Input:

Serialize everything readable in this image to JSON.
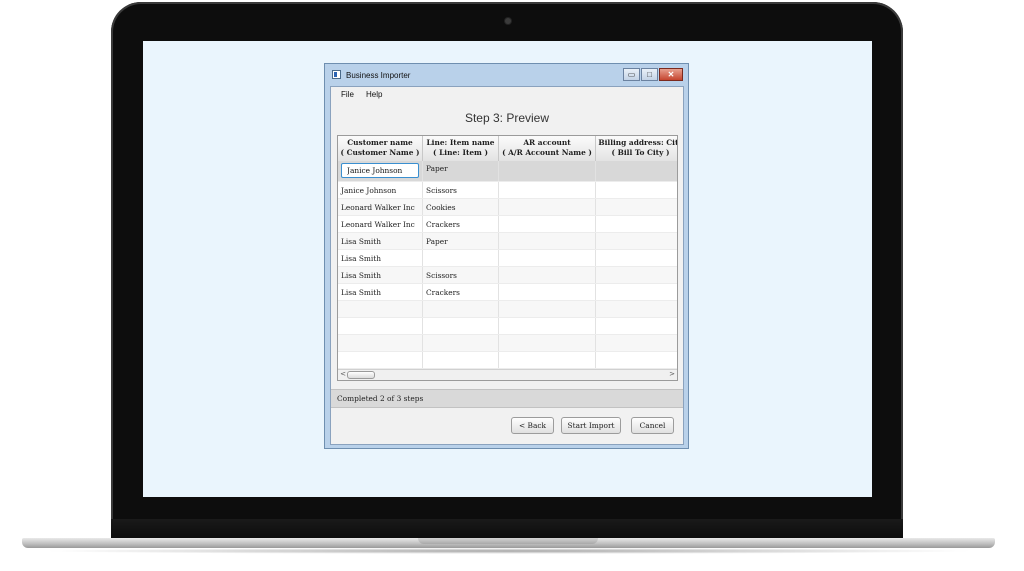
{
  "window": {
    "title": "Business Importer",
    "controls": {
      "minimize": "▭",
      "maximize": "□",
      "close": "✕"
    }
  },
  "menu": {
    "items": [
      "File",
      "Help"
    ]
  },
  "step_title": "Step 3: Preview",
  "table": {
    "columns": [
      {
        "title": "Customer name",
        "subtitle": "( Customer Name )"
      },
      {
        "title": "Line: Item name",
        "subtitle": "( Line: Item )"
      },
      {
        "title": "AR account",
        "subtitle": "( A/R Account Name )"
      },
      {
        "title": "Billing address: City",
        "subtitle": "( Bill To City )"
      }
    ],
    "editing_value": "Janice Johnson",
    "rows": [
      [
        "",
        "Paper",
        "",
        ""
      ],
      [
        "Janice Johnson",
        "Scissors",
        "",
        ""
      ],
      [
        "Leonard Walker Inc",
        "Cookies",
        "",
        ""
      ],
      [
        "Leonard Walker Inc",
        "Crackers",
        "",
        ""
      ],
      [
        "Lisa Smith",
        "Paper",
        "",
        ""
      ],
      [
        "Lisa Smith",
        "",
        "",
        ""
      ],
      [
        "Lisa Smith",
        "Scissors",
        "",
        ""
      ],
      [
        "Lisa Smith",
        "Crackers",
        "",
        ""
      ],
      [
        "",
        "",
        "",
        ""
      ],
      [
        "",
        "",
        "",
        ""
      ],
      [
        "",
        "",
        "",
        ""
      ],
      [
        "",
        "",
        "",
        ""
      ]
    ],
    "scroll_left": "<",
    "scroll_right": ">"
  },
  "status": "Completed 2 of 3 steps",
  "buttons": {
    "back": "< Back",
    "start_import": "Start Import",
    "cancel": "Cancel"
  },
  "colors": {
    "screen_bg": "#eaf5fd",
    "focus_border": "#3a8fd0",
    "title_bar": "#b9d1ea"
  }
}
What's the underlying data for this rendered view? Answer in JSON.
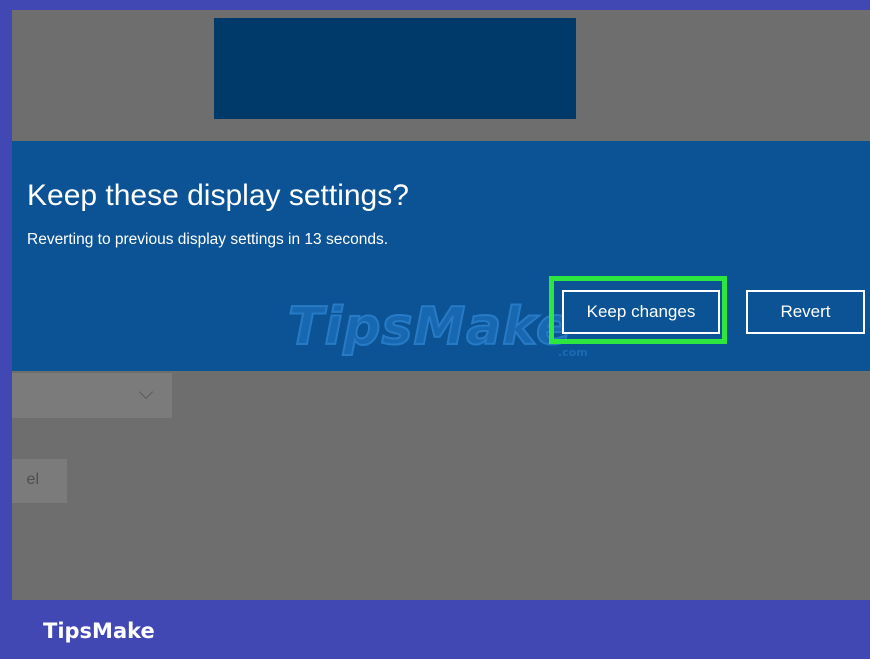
{
  "dialog": {
    "title": "Keep these display settings?",
    "message": "Reverting to previous display settings in 13 seconds.",
    "keep_label": "Keep changes",
    "revert_label": "Revert"
  },
  "background": {
    "cancel_partial": "el"
  },
  "watermark": {
    "logo_text": "TipsMake",
    "logo_suffix": ".com"
  },
  "footer": {
    "brand": "TipsMake"
  },
  "colors": {
    "frame": "#4148b4",
    "dialog": "#0b5394",
    "screen": "#6e6e6e",
    "highlight": "#2ee640"
  },
  "icons": [
    "chevron-down-icon"
  ]
}
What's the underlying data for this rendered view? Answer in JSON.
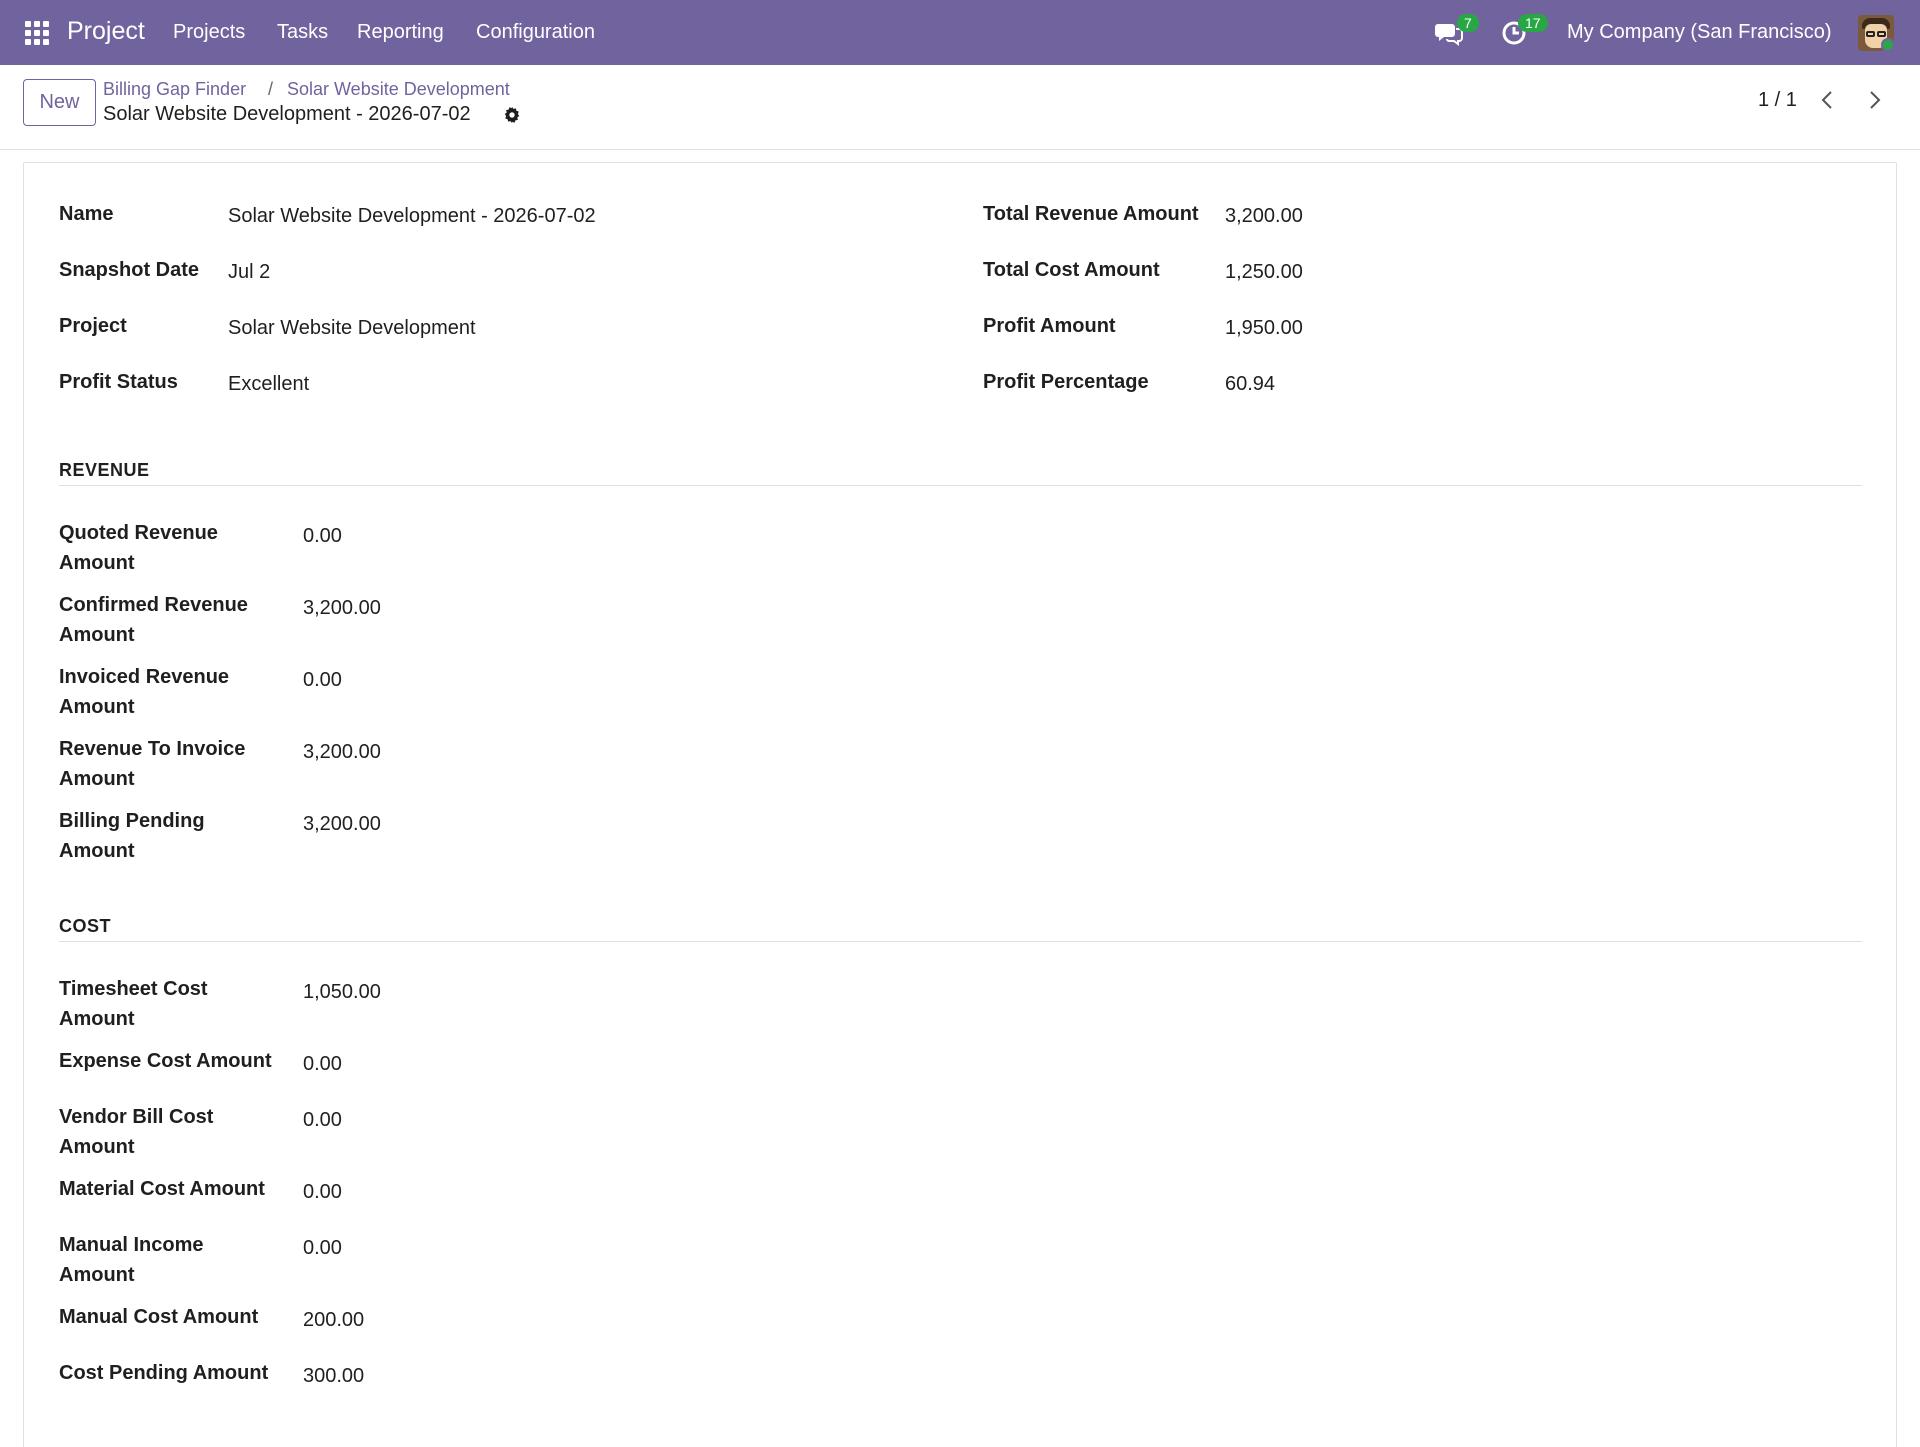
{
  "navbar": {
    "app_name": "Project",
    "menu": [
      "Projects",
      "Tasks",
      "Reporting",
      "Configuration"
    ],
    "messages_badge": "7",
    "activities_badge": "17",
    "company": "My Company (San Francisco)",
    "color": "#71639e"
  },
  "control": {
    "new_label": "New",
    "breadcrumb": [
      "Billing Gap Finder",
      "Solar Website Development"
    ],
    "breadcrumb_sep": "/",
    "record_title": "Solar Website Development - 2026-07-02",
    "pager": "1 / 1"
  },
  "summary": {
    "left": [
      {
        "label": "Name",
        "value": "Solar Website Development - 2026-07-02"
      },
      {
        "label": "Snapshot Date",
        "value": "Jul 2"
      },
      {
        "label": "Project",
        "value": "Solar Website Development"
      },
      {
        "label": "Profit Status",
        "value": "Excellent"
      }
    ],
    "right": [
      {
        "label": "Total Revenue Amount",
        "value": "3,200.00"
      },
      {
        "label": "Total Cost Amount",
        "value": "1,250.00"
      },
      {
        "label": "Profit Amount",
        "value": "1,950.00"
      },
      {
        "label": "Profit Percentage",
        "value": "60.94"
      }
    ]
  },
  "revenue": {
    "title": "REVENUE",
    "fields": [
      {
        "label_l1": "Quoted Revenue",
        "label_l2": "Amount",
        "value": "0.00"
      },
      {
        "label_l1": "Confirmed Revenue",
        "label_l2": "Amount",
        "value": "3,200.00"
      },
      {
        "label_l1": "Invoiced Revenue",
        "label_l2": "Amount",
        "value": "0.00"
      },
      {
        "label_l1": "Revenue To Invoice",
        "label_l2": "Amount",
        "value": "3,200.00"
      },
      {
        "label_l1": "Billing Pending",
        "label_l2": "Amount",
        "value": "3,200.00"
      }
    ]
  },
  "cost": {
    "title": "COST",
    "fields": [
      {
        "label_l1": "Timesheet Cost",
        "label_l2": "Amount",
        "value": "1,050.00"
      },
      {
        "label_l1": "Expense Cost Amount",
        "label_l2": "",
        "value": "0.00"
      },
      {
        "label_l1": "Vendor Bill Cost",
        "label_l2": "Amount",
        "value": "0.00"
      },
      {
        "label_l1": "Material Cost Amount",
        "label_l2": "",
        "value": "0.00"
      },
      {
        "label_l1": "Manual Income",
        "label_l2": "Amount",
        "value": "0.00"
      },
      {
        "label_l1": "Manual Cost Amount",
        "label_l2": "",
        "value": "200.00"
      },
      {
        "label_l1": "Cost Pending Amount",
        "label_l2": "",
        "value": "300.00"
      }
    ]
  }
}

Prompt:
Reproduce the full listing faithfully, but do not carry over any pictures.

Answer to this task:
Serialize everything readable in this image to JSON.
{
  "window": {
    "title": "Business Importer",
    "controls": {
      "minimize": "▭",
      "maximize": "□",
      "close": "✕"
    }
  },
  "menu": {
    "items": [
      "File",
      "Help"
    ]
  },
  "step_title": "Step 3: Preview",
  "table": {
    "columns": [
      {
        "title": "Customer name",
        "subtitle": "( Customer Name )"
      },
      {
        "title": "Line: Item name",
        "subtitle": "( Line: Item )"
      },
      {
        "title": "AR account",
        "subtitle": "( A/R Account Name )"
      },
      {
        "title": "Billing address: City",
        "subtitle": "( Bill To City )"
      }
    ],
    "editing_value": "Janice Johnson",
    "rows": [
      [
        "",
        "Paper",
        "",
        ""
      ],
      [
        "Janice Johnson",
        "Scissors",
        "",
        ""
      ],
      [
        "Leonard Walker Inc",
        "Cookies",
        "",
        ""
      ],
      [
        "Leonard Walker Inc",
        "Crackers",
        "",
        ""
      ],
      [
        "Lisa Smith",
        "Paper",
        "",
        ""
      ],
      [
        "Lisa Smith",
        "",
        "",
        ""
      ],
      [
        "Lisa Smith",
        "Scissors",
        "",
        ""
      ],
      [
        "Lisa Smith",
        "Crackers",
        "",
        ""
      ],
      [
        "",
        "",
        "",
        ""
      ],
      [
        "",
        "",
        "",
        ""
      ],
      [
        "",
        "",
        "",
        ""
      ],
      [
        "",
        "",
        "",
        ""
      ]
    ],
    "scroll_left": "<",
    "scroll_right": ">"
  },
  "status": "Completed 2 of 3 steps",
  "buttons": {
    "back": "< Back",
    "start_import": "Start Import",
    "cancel": "Cancel"
  },
  "colors": {
    "screen_bg": "#eaf5fd",
    "focus_border": "#3a8fd0",
    "title_bar": "#b9d1ea"
  }
}
What's the underlying data for this rendered view? Answer in JSON.
{
  "dialog": {
    "title": "Keep these display settings?",
    "message": "Reverting to previous display settings in 13 seconds.",
    "keep_label": "Keep changes",
    "revert_label": "Revert"
  },
  "background": {
    "cancel_partial": "el"
  },
  "watermark": {
    "logo_text": "TipsMake",
    "logo_suffix": ".com"
  },
  "footer": {
    "brand": "TipsMake"
  },
  "colors": {
    "frame": "#4148b4",
    "dialog": "#0b5394",
    "screen": "#6e6e6e",
    "highlight": "#2ee640"
  },
  "icons": [
    "chevron-down-icon"
  ]
}
What's the underlying data for this rendered view? Answer in JSON.
{
  "navbar": {
    "app_name": "Project",
    "menu": [
      "Projects",
      "Tasks",
      "Reporting",
      "Configuration"
    ],
    "messages_badge": "7",
    "activities_badge": "17",
    "company": "My Company (San Francisco)",
    "color": "#71639e"
  },
  "control": {
    "new_label": "New",
    "breadcrumb": [
      "Billing Gap Finder",
      "Solar Website Development"
    ],
    "breadcrumb_sep": "/",
    "record_title": "Solar Website Development - 2026-07-02",
    "pager": "1 / 1"
  },
  "summary": {
    "left": [
      {
        "label": "Name",
        "value": "Solar Website Development - 2026-07-02"
      },
      {
        "label": "Snapshot Date",
        "value": "Jul 2"
      },
      {
        "label": "Project",
        "value": "Solar Website Development"
      },
      {
        "label": "Profit Status",
        "value": "Excellent"
      }
    ],
    "right": [
      {
        "label": "Total Revenue Amount",
        "value": "3,200.00"
      },
      {
        "label": "Total Cost Amount",
        "value": "1,250.00"
      },
      {
        "label": "Profit Amount",
        "value": "1,950.00"
      },
      {
        "label": "Profit Percentage",
        "value": "60.94"
      }
    ]
  },
  "revenue": {
    "title": "REVENUE",
    "fields": [
      {
        "label_l1": "Quoted Revenue",
        "label_l2": "Amount",
        "value": "0.00"
      },
      {
        "label_l1": "Confirmed Revenue",
        "label_l2": "Amount",
        "value": "3,200.00"
      },
      {
        "label_l1": "Invoiced Revenue",
        "label_l2": "Amount",
        "value": "0.00"
      },
      {
        "label_l1": "Revenue To Invoice",
        "label_l2": "Amount",
        "value": "3,200.00"
      },
      {
        "label_l1": "Billing Pending",
        "label_l2": "Amount",
        "value": "3,200.00"
      }
    ]
  },
  "cost": {
    "title": "COST",
    "fields": [
      {
        "label_l1": "Timesheet Cost",
        "label_l2": "Amount",
        "value": "1,050.00"
      },
      {
        "label_l1": "Expense Cost Amount",
        "label_l2": "",
        "value": "0.00"
      },
      {
        "label_l1": "Vendor Bill Cost",
        "label_l2": "Amount",
        "value": "0.00"
      },
      {
        "label_l1": "Material Cost Amount",
        "label_l2": "",
        "value": "0.00"
      },
      {
        "label_l1": "Manual Income",
        "label_l2": "Amount",
        "value": "0.00"
      },
      {
        "label_l1": "Manual Cost Amount",
        "label_l2": "",
        "value": "200.00"
      },
      {
        "label_l1": "Cost Pending Amount",
        "label_l2": "",
        "value": "300.00"
      }
    ]
  }
}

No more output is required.